TASK REQUIREMENTS:
Write out the material exactly, without any of its pictures.

MATERIAL SUPPLIED:
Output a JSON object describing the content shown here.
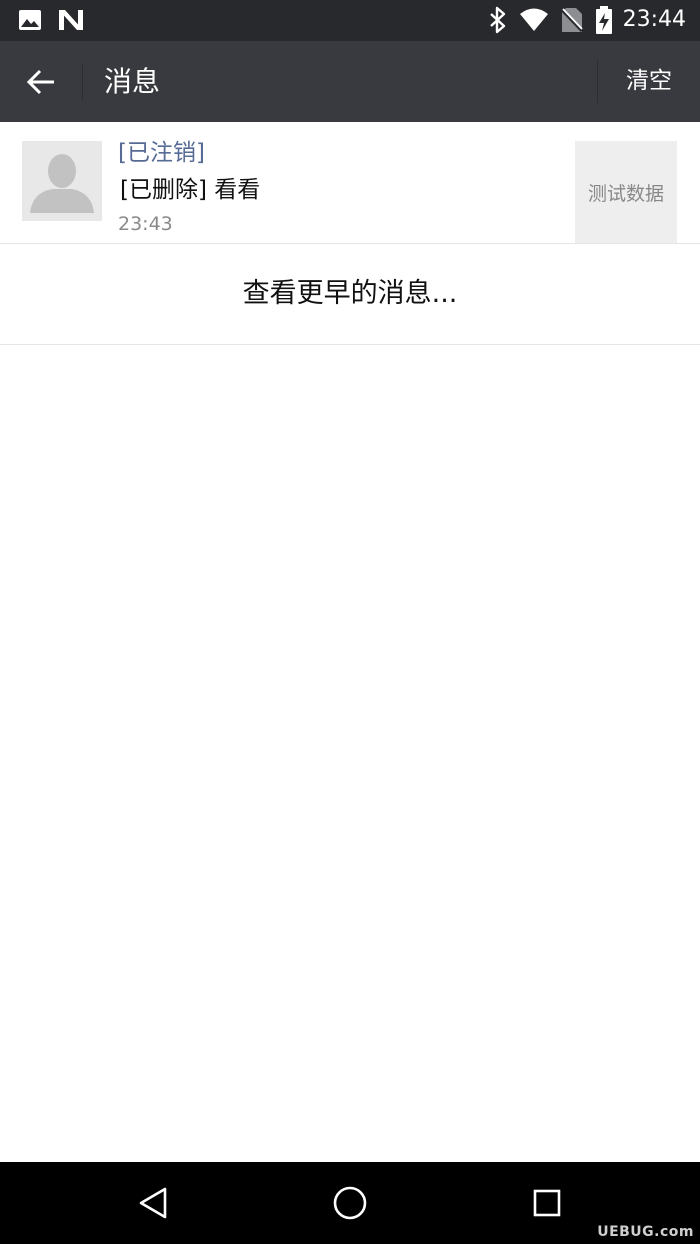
{
  "status_bar": {
    "time": "23:44",
    "icons": [
      "gallery-icon",
      "n-logo-icon",
      "bluetooth-icon",
      "wifi-icon",
      "no-sim-icon",
      "battery-charging-icon"
    ]
  },
  "header": {
    "title": "消息",
    "clear_label": "清空",
    "back_icon": "arrow-left-icon"
  },
  "messages": [
    {
      "sender": "[已注销]",
      "text": "[已删除] 看看",
      "time": "23:43",
      "thumb_text": "测试数据",
      "avatar_icon": "default-avatar-icon"
    }
  ],
  "load_more_label": "查看更早的消息...",
  "nav_bar": {
    "icons": [
      "back-triangle-icon",
      "home-circle-icon",
      "recents-square-icon"
    ]
  },
  "watermark": "UEBUG.com",
  "colors": {
    "status_bar": "#28292d",
    "title_bar": "#393a3f",
    "sender_name": "#576b95",
    "nav_bar": "#000000"
  }
}
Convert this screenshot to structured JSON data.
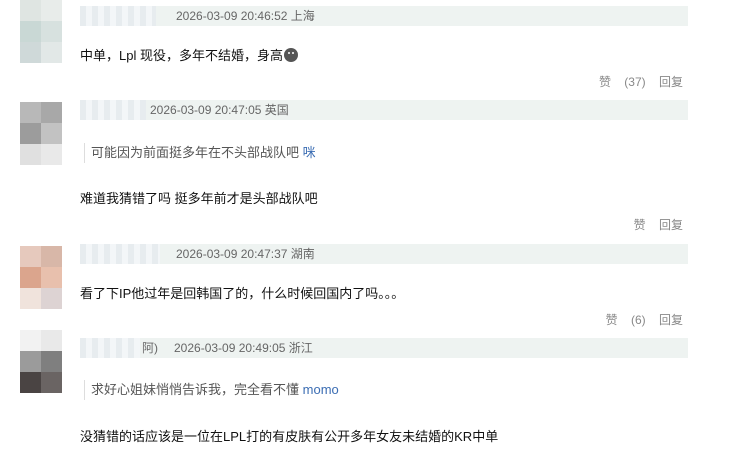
{
  "comments": [
    {
      "name_tail": "",
      "timestamp": "2026-03-09 20:46:52",
      "location": "上海",
      "text": "中单，Lpl 现役，多年不结婚，身高",
      "emoji": "sad-face-emoji",
      "like_label": "赞",
      "like_count": "(37)",
      "reply_label": "回复"
    },
    {
      "name_tail": "",
      "timestamp": "2026-03-09 20:47:05",
      "location": "英国",
      "quote_text": "可能因为前面挺多年在不头部战队吧",
      "quote_author": "咪",
      "text": "难道我猜错了吗 挺多年前才是头部战队吧",
      "like_label": "赞",
      "like_count": "",
      "reply_label": "回复"
    },
    {
      "name_tail": "",
      "timestamp": "2026-03-09 20:47:37",
      "location": "湖南",
      "text": "看了下IP他过年是回韩国了的，什么时候回国内了吗。。。",
      "like_label": "赞",
      "like_count": "(6)",
      "reply_label": "回复"
    },
    {
      "name_tail": "阿)",
      "timestamp": "2026-03-09 20:49:05",
      "location": "浙江",
      "quote_text": "求好心姐妹悄悄告诉我，完全看不懂",
      "quote_author": "momo",
      "text": "没猜错的话应该是一位在LPL打的有皮肤有公开多年女友未结婚的KR中单"
    }
  ],
  "colors": {
    "meta_bar_bg": "#eef3f1",
    "link_blue": "#3b6db3"
  }
}
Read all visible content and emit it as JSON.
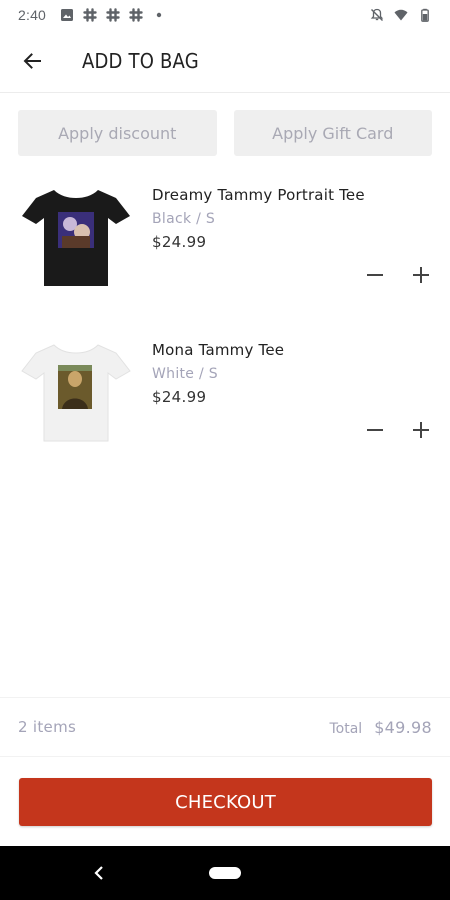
{
  "status_bar": {
    "time": "2:40",
    "left_icons": [
      "image-icon",
      "slack-icon",
      "slack-icon",
      "slack-icon",
      "dot-icon"
    ],
    "right_icons": [
      "mute-icon",
      "wifi-icon",
      "battery-icon"
    ]
  },
  "app_bar": {
    "title": "ADD TO BAG",
    "back_icon": "arrow-left-icon"
  },
  "actions": {
    "discount_label": "Apply discount",
    "gift_card_label": "Apply Gift Card"
  },
  "cart": {
    "items": [
      {
        "name": "Dreamy Tammy Portrait Tee",
        "variant": "Black / S",
        "price": "$24.99",
        "shirt_color": "#1a1a1a"
      },
      {
        "name": "Mona Tammy Tee",
        "variant": "White / S",
        "price": "$24.99",
        "shirt_color": "#f1f1f1"
      }
    ]
  },
  "summary": {
    "items_count": "2 items",
    "total_label": "Total",
    "total_value": "$49.98"
  },
  "checkout": {
    "label": "CHECKOUT",
    "color": "#c4361c"
  },
  "colors": {
    "muted_text": "#a4a4b8",
    "button_bg": "#efefef"
  }
}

RESPONSE TO THE EXERCISE:
Output a JSON object describing the content shown here.
{
  "status_bar": {
    "time": "23:44",
    "icons": [
      "gallery-icon",
      "n-logo-icon",
      "bluetooth-icon",
      "wifi-icon",
      "no-sim-icon",
      "battery-charging-icon"
    ]
  },
  "header": {
    "title": "消息",
    "clear_label": "清空",
    "back_icon": "arrow-left-icon"
  },
  "messages": [
    {
      "sender": "[已注销]",
      "text": "[已删除] 看看",
      "time": "23:43",
      "thumb_text": "测试数据",
      "avatar_icon": "default-avatar-icon"
    }
  ],
  "load_more_label": "查看更早的消息...",
  "nav_bar": {
    "icons": [
      "back-triangle-icon",
      "home-circle-icon",
      "recents-square-icon"
    ]
  },
  "watermark": "UEBUG.com",
  "colors": {
    "status_bar": "#28292d",
    "title_bar": "#393a3f",
    "sender_name": "#576b95",
    "nav_bar": "#000000"
  }
}
Convert this screenshot to structured JSON data.
{
  "comments": [
    {
      "name_tail": "",
      "timestamp": "2026-03-09 20:46:52",
      "location": "上海",
      "text": "中单，Lpl 现役，多年不结婚，身高",
      "emoji": "sad-face-emoji",
      "like_label": "赞",
      "like_count": "(37)",
      "reply_label": "回复"
    },
    {
      "name_tail": "",
      "timestamp": "2026-03-09 20:47:05",
      "location": "英国",
      "quote_text": "可能因为前面挺多年在不头部战队吧",
      "quote_author": "咪",
      "text": "难道我猜错了吗 挺多年前才是头部战队吧",
      "like_label": "赞",
      "like_count": "",
      "reply_label": "回复"
    },
    {
      "name_tail": "",
      "timestamp": "2026-03-09 20:47:37",
      "location": "湖南",
      "text": "看了下IP他过年是回韩国了的，什么时候回国内了吗。。。",
      "like_label": "赞",
      "like_count": "(6)",
      "reply_label": "回复"
    },
    {
      "name_tail": "阿)",
      "timestamp": "2026-03-09 20:49:05",
      "location": "浙江",
      "quote_text": "求好心姐妹悄悄告诉我，完全看不懂",
      "quote_author": "momo",
      "text": "没猜错的话应该是一位在LPL打的有皮肤有公开多年女友未结婚的KR中单"
    }
  ],
  "colors": {
    "meta_bar_bg": "#eef3f1",
    "link_blue": "#3b6db3"
  }
}
Read all visible content and emit it as JSON.
{
  "status_bar": {
    "time": "2:40",
    "left_icons": [
      "image-icon",
      "slack-icon",
      "slack-icon",
      "slack-icon",
      "dot-icon"
    ],
    "right_icons": [
      "mute-icon",
      "wifi-icon",
      "battery-icon"
    ]
  },
  "app_bar": {
    "title": "ADD TO BAG",
    "back_icon": "arrow-left-icon"
  },
  "actions": {
    "discount_label": "Apply discount",
    "gift_card_label": "Apply Gift Card"
  },
  "cart": {
    "items": [
      {
        "name": "Dreamy Tammy Portrait Tee",
        "variant": "Black / S",
        "price": "$24.99",
        "shirt_color": "#1a1a1a"
      },
      {
        "name": "Mona Tammy Tee",
        "variant": "White / S",
        "price": "$24.99",
        "shirt_color": "#f1f1f1"
      }
    ]
  },
  "summary": {
    "items_count": "2 items",
    "total_label": "Total",
    "total_value": "$49.98"
  },
  "checkout": {
    "label": "CHECKOUT",
    "color": "#c4361c"
  },
  "colors": {
    "muted_text": "#a4a4b8",
    "button_bg": "#efefef"
  }
}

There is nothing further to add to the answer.